- **JOB 1**: In the comments on programming styles, condense the paragraph starting "Depends on what you're doing" into a short bulleted list that keeps its main facts.
- **JOB 2**: Write the next part of the comments on programming styles, picking up after the final comment.

- **PASSAGE SHOWN**:
Very likely OP is a student, or entry-level programmer, and is avoiding them because they were told to, and just haven’t done enough refactoring & debugging or worked on large enough code bases to ‘get’ it yet.
Unironically: For in-house scripts and toolboxes where I want to set stuff like input directory, output directory etc. for the whole toolbox, and then just run the scripts. There are other easy solutions of course, but this makes it really quick and easy to just run the scripts when I need to.
Depends on what you’re doing. Functional programming has its own downsides, especially once you want to write interactive programs, which often depend on global states. Then you either have to rely on atoms, which defeat the purpose of the functional programming, or pass around the program state, which is janly and can be slow.
I personally go multi paradigm. Simpler stuffs are almost functional (did not opt for consting everything due to performance issues), GUI stuff is OOP, etc.

- **LISTED ENTRIES**:
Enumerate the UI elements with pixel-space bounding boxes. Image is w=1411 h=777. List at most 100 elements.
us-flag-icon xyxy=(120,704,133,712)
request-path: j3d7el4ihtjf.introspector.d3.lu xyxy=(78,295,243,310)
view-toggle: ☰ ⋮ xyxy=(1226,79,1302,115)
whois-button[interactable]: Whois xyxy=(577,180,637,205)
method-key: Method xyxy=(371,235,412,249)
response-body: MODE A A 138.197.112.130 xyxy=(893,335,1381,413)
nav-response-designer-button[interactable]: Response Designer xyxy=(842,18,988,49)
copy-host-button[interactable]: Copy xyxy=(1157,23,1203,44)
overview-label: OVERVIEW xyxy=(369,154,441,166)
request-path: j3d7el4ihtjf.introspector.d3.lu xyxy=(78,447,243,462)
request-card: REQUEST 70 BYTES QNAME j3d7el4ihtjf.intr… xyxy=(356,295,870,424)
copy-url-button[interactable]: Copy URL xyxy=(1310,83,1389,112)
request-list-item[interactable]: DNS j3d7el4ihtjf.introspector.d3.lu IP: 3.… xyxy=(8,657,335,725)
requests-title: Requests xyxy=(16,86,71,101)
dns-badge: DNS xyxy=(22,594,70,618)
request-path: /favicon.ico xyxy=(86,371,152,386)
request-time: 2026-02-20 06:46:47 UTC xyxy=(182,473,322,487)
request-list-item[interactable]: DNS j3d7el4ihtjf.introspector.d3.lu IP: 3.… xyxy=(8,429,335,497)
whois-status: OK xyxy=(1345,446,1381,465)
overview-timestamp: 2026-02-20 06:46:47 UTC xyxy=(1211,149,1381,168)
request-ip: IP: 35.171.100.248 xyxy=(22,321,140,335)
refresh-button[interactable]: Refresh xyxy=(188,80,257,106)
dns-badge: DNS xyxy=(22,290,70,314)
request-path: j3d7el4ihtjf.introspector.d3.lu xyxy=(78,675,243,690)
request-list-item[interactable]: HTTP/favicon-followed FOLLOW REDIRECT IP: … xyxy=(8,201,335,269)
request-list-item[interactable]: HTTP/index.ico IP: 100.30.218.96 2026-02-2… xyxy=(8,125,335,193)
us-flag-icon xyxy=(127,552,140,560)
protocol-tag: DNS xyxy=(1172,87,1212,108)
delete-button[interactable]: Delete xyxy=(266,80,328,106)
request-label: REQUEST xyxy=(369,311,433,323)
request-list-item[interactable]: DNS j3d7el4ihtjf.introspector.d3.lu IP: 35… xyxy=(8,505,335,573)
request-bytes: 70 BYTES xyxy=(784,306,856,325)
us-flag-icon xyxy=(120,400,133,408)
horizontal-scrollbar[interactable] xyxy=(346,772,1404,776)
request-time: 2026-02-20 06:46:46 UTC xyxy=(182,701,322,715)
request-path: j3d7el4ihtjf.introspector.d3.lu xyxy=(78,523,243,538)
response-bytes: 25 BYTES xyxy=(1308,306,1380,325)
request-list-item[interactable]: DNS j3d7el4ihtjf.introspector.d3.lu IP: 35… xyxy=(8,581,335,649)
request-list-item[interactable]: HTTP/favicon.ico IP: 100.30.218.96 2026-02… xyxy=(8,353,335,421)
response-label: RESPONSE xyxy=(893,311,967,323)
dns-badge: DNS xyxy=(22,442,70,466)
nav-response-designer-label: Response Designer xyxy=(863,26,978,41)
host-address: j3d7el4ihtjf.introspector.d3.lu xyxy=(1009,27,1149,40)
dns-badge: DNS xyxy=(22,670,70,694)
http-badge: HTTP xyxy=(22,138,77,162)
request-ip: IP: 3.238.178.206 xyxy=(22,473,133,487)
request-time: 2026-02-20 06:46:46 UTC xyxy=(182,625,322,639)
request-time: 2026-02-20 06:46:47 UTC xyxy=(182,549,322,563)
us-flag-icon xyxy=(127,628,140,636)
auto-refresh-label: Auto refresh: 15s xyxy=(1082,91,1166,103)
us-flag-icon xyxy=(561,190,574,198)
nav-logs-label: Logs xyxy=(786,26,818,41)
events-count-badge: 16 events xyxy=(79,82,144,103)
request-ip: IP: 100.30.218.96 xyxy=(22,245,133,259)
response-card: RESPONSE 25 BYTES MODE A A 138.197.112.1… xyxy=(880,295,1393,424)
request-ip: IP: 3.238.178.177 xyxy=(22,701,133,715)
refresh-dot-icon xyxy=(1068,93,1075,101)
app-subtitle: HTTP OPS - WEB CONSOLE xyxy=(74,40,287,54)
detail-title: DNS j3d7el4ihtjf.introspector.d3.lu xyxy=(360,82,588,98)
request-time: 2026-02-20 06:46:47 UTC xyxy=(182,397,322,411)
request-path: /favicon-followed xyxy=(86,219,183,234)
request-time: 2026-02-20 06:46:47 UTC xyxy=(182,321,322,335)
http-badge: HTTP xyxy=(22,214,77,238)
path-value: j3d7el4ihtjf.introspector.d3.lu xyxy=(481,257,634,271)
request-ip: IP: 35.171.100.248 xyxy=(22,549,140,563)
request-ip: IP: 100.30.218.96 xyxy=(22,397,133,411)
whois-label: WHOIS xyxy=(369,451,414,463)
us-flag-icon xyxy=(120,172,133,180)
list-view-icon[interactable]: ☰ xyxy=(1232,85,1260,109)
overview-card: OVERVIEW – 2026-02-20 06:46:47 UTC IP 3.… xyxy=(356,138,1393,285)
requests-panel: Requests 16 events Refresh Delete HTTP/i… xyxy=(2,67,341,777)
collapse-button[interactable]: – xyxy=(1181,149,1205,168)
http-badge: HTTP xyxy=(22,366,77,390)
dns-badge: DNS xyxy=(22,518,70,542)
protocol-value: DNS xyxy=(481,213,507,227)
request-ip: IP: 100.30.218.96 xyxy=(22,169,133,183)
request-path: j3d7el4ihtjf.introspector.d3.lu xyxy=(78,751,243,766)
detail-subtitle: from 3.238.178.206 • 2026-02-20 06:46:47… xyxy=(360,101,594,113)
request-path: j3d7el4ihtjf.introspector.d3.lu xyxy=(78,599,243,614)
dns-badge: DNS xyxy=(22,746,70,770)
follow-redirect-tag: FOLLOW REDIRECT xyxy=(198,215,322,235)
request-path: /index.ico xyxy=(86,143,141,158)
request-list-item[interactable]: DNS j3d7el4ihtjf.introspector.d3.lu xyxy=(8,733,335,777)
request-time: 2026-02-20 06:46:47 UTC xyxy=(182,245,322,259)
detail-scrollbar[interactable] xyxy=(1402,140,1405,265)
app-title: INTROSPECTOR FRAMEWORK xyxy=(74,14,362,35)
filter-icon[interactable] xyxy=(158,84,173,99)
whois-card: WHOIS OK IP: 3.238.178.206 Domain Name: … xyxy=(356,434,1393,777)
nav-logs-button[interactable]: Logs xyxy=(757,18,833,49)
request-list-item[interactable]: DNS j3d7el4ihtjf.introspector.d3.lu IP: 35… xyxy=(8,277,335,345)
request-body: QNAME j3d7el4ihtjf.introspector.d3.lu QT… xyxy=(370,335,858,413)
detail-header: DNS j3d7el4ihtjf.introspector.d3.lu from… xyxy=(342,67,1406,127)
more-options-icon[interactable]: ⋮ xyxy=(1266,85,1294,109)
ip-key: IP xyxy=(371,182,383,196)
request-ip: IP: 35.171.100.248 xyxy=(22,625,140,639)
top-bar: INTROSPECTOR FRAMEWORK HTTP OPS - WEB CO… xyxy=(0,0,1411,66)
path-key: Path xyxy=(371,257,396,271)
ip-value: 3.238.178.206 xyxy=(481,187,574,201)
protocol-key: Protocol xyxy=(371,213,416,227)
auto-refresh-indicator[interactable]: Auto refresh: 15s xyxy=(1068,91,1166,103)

...

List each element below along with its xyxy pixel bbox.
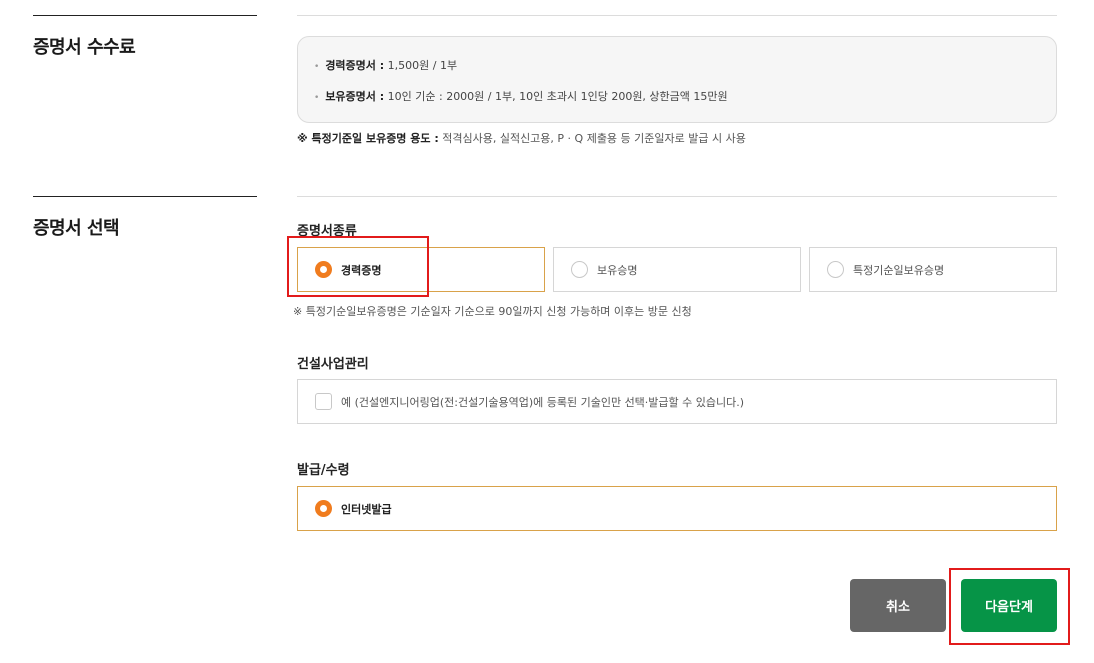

- **WRITTEN RESPONSE 1**:
- The right choice depends on what you're doing.
- Functional programming has its own downsides, especially for interactive programs, which often depend on global states.
- In that case you must either rely on atoms, which defeat the purpose of functional programming, or pass around the program state, which is awkward and can be slow.

- **WRITTEN RESPONSE 2**:
Well, if you’re writing something the user will be looking at and clicking on, you will probably want to have some sort of state management that is global.
Or if you’re writing something that seems really simple and it’s own thing at first but then SURPRISE it is part of the system and a bunch of other programmers have incorporated it into their stuff and the business analyst is inquiring if you could make it configurable and also add a bunch of functionality.
I also had to work with a system where configurations for user space were done as libraries setting global constants.
And then we changed it so everything had to be hastily redone so that suddenly every client didn’t have the same config.
Is it really tempting for people? They’ve given me too many headaches when I’ve had to reformat or add functionality to files.
Unless it’s a simple single use script that fit on the computer screen, I don’t feel like global variables would ever be tempting, unless it’s for constants.
Most people suck at software engineering.
Plus, there’s always the temptation to do it the shitty way and “fix it later” (which never happens).
You pay your technical debt. One way or another.
It’s way worse than any gangster.
Not if you leave the project soon enough. It’s like tech debt chicken.
Then, at your new job, you see garbage code and wonder what dumbass would put global variables everywhere
That’s how this industry works ;)
You’re gonna see that even if you were pious at your own job. So you’re only wasting time.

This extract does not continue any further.